■ **INSTRUCTIONS FOR THE TASK**
Find the string "Managers" in the entries and copy each line that has it.

** START OF PROVIDED ENTRIES **

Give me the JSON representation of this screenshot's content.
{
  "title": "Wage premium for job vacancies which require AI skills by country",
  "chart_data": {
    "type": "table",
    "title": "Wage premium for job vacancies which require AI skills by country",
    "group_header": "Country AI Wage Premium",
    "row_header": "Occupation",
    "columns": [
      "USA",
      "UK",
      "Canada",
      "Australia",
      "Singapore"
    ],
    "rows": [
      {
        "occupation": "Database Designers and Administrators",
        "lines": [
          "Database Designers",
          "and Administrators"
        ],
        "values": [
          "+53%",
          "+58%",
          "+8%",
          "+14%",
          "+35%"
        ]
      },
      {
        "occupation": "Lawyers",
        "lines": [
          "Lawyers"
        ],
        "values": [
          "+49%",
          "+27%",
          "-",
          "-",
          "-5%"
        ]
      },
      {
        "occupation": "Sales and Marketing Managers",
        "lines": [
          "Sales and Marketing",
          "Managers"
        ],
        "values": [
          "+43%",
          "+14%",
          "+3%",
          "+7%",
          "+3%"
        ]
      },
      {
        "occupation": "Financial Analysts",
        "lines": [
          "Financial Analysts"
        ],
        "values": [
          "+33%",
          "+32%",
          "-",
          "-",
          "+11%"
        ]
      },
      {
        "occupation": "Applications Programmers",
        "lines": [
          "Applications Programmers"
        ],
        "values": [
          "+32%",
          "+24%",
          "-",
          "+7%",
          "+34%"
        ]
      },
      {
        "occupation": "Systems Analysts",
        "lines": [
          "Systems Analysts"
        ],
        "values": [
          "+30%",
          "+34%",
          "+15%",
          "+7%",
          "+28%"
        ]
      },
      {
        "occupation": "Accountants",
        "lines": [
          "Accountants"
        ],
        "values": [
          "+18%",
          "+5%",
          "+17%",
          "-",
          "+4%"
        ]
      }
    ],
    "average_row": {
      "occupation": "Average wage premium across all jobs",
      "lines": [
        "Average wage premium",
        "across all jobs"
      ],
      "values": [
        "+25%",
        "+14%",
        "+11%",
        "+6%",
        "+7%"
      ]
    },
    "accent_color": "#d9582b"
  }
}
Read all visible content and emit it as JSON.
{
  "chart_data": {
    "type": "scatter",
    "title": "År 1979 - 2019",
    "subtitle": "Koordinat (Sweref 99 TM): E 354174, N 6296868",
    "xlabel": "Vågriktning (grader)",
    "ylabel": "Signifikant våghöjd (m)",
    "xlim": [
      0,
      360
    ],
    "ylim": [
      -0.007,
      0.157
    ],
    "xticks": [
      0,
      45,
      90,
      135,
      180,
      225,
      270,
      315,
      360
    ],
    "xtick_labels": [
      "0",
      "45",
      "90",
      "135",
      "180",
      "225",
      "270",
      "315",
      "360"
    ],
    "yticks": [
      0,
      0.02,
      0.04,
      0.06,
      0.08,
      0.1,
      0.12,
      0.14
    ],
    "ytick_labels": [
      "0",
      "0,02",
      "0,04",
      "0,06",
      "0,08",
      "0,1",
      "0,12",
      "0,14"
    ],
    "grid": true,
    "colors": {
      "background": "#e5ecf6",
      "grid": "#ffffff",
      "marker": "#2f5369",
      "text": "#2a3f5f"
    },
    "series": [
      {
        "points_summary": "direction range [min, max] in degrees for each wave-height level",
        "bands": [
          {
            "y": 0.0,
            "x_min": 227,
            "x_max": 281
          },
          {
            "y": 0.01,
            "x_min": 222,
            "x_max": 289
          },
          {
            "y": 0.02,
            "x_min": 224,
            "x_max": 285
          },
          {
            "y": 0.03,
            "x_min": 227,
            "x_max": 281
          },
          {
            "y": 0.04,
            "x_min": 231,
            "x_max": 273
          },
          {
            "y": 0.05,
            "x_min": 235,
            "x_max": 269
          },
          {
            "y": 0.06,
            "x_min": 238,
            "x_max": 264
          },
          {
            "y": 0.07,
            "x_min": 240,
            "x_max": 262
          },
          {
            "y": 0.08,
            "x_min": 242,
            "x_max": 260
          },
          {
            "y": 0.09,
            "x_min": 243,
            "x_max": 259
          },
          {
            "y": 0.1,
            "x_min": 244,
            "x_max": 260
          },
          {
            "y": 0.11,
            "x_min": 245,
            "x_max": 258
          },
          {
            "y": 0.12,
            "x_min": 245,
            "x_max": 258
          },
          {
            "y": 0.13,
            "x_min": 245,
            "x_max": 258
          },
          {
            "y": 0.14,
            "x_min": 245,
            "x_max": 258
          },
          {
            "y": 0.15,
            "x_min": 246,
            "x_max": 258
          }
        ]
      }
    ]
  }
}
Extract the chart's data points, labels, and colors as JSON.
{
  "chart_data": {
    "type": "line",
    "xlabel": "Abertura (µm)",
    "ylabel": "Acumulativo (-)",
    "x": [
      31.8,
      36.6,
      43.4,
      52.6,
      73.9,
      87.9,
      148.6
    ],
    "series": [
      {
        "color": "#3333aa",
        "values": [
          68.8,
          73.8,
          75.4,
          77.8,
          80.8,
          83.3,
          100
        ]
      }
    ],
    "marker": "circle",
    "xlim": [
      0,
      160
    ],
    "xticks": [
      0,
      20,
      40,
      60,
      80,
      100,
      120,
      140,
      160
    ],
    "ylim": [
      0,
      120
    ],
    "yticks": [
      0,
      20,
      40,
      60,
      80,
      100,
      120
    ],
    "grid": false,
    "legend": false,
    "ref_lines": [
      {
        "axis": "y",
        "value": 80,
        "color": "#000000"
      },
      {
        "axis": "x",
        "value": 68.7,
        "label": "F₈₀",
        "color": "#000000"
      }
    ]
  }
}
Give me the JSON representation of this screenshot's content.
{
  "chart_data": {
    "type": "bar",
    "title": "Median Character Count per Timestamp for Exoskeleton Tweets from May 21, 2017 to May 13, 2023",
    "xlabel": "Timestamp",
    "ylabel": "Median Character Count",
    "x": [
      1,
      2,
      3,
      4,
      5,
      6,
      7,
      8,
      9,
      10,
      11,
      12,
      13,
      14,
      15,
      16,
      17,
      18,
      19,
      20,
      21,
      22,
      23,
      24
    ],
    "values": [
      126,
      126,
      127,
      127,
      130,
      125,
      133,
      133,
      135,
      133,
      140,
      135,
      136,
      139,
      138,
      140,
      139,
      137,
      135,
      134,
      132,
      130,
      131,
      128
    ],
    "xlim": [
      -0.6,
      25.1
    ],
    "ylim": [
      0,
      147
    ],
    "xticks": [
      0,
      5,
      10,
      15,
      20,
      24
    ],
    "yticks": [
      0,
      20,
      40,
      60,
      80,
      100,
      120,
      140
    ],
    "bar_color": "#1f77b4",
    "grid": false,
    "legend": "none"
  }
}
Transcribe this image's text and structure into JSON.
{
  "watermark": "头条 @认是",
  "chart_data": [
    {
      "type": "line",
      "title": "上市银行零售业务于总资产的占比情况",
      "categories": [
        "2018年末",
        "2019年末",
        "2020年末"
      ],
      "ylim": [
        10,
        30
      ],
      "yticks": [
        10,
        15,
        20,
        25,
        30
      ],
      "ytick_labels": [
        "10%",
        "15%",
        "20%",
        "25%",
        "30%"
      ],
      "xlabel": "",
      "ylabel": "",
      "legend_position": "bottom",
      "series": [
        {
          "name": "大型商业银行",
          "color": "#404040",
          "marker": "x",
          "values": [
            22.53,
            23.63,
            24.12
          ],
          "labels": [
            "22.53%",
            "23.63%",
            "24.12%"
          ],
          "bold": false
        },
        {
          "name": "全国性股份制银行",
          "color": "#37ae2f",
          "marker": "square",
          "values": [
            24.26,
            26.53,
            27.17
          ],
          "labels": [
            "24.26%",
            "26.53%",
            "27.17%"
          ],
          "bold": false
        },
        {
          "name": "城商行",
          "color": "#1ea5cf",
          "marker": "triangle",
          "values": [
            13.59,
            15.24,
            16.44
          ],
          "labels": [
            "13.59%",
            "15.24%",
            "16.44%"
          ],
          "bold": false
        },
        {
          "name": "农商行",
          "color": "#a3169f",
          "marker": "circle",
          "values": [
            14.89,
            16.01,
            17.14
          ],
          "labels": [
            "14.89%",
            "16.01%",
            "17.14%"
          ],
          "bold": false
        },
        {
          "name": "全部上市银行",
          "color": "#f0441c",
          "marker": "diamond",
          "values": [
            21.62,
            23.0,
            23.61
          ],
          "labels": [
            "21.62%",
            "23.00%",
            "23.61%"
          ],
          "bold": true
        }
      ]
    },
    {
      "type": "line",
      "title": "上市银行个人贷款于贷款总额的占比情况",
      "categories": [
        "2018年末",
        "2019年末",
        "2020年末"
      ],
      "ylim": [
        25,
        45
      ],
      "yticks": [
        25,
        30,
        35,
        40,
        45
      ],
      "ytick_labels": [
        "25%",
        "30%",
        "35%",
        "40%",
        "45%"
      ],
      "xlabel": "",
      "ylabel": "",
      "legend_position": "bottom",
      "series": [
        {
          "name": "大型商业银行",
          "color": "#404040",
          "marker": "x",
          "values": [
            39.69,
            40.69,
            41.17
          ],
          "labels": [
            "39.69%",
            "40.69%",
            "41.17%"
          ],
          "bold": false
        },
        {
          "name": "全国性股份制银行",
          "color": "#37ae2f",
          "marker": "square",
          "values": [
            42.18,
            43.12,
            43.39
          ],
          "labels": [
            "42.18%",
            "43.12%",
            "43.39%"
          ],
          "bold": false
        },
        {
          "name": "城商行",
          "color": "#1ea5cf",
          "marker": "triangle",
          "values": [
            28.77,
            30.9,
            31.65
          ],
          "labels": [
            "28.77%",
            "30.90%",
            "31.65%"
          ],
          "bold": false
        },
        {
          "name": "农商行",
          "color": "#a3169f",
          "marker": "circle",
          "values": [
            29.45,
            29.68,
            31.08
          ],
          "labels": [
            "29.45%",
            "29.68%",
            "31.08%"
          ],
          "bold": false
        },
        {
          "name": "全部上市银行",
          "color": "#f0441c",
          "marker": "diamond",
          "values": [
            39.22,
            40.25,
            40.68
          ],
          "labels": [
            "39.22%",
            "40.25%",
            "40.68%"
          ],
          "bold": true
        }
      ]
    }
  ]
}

** END OF PROVIDED ENTRIES **

■ **SOLUTION FOR THIS EXERCISE**
        "occupation": "Sales and Marketing Managers",
          "Managers"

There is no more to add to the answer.